# Directions:
For each line below that contains the word "this", return that line.

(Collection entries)
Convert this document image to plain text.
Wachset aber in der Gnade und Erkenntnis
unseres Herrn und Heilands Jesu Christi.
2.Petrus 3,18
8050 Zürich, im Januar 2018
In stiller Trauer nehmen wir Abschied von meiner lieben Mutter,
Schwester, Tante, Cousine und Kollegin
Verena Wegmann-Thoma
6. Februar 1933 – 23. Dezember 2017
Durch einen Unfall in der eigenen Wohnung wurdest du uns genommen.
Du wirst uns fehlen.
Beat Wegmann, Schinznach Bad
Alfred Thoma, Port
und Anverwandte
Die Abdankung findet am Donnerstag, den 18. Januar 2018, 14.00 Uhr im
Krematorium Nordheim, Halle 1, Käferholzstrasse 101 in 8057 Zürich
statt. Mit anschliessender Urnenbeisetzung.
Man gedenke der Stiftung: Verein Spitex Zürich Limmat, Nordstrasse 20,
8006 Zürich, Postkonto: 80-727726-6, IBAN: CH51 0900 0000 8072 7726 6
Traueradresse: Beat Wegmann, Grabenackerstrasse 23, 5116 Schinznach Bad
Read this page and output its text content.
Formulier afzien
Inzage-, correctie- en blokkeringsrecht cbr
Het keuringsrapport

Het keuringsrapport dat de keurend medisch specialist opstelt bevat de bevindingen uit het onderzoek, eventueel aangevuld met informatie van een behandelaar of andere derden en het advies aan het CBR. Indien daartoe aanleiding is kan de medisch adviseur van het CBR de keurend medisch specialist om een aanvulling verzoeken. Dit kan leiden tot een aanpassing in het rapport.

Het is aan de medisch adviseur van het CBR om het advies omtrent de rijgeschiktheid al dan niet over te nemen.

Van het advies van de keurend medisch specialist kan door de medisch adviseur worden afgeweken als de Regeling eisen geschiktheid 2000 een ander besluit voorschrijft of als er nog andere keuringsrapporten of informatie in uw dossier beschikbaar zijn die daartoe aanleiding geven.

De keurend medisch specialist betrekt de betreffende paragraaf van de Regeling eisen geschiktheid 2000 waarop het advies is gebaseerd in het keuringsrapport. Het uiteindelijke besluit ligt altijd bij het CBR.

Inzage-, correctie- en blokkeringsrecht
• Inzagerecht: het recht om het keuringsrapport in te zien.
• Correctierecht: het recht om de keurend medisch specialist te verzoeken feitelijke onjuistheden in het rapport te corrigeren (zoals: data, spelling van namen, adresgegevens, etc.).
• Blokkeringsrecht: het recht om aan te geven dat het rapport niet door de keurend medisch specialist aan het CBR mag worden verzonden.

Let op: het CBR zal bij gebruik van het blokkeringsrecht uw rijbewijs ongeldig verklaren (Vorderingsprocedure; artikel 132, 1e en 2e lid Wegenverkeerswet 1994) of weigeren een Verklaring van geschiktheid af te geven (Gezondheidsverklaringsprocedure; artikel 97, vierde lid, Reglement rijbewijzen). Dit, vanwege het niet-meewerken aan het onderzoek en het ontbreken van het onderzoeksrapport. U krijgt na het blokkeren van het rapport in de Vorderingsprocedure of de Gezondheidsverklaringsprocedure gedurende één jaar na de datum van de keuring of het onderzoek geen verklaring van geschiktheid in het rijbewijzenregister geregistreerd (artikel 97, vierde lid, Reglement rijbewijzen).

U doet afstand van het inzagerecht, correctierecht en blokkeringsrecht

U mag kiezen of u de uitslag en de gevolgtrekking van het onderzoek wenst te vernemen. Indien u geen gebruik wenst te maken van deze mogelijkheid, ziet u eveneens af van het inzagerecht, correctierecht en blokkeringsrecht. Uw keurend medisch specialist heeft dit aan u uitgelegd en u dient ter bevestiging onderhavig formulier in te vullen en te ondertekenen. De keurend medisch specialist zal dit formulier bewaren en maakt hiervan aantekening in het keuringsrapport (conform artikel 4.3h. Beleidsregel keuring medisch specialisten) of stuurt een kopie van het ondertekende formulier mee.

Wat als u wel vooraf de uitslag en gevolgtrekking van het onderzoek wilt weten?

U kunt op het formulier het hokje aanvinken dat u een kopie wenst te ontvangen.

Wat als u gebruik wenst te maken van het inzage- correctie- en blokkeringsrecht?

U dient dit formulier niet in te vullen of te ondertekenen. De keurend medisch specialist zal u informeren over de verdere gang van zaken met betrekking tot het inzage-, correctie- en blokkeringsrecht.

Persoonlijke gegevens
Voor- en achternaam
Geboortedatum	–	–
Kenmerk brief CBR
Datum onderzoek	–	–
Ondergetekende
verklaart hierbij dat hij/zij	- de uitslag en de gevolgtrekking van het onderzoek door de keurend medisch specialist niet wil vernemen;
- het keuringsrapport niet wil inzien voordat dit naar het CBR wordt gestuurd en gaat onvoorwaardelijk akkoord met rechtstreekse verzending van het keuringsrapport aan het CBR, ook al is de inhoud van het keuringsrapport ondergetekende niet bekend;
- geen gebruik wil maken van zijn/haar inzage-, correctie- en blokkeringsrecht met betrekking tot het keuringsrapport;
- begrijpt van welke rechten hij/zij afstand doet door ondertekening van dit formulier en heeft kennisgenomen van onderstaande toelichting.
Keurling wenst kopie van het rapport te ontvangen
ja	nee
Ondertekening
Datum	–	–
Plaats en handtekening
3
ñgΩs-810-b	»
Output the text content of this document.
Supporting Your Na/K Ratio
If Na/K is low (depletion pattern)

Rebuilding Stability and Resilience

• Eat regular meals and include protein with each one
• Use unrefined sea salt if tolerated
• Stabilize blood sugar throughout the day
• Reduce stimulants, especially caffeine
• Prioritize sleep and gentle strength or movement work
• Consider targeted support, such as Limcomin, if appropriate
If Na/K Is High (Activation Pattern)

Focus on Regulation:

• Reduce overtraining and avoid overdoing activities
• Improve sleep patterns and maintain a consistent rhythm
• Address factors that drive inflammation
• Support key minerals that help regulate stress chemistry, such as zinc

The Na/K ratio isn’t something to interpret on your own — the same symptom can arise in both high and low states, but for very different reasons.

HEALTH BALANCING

# Finished exercise:
Convert this document image to plain text.
Read this page and output its text content.
Output the text content of this document.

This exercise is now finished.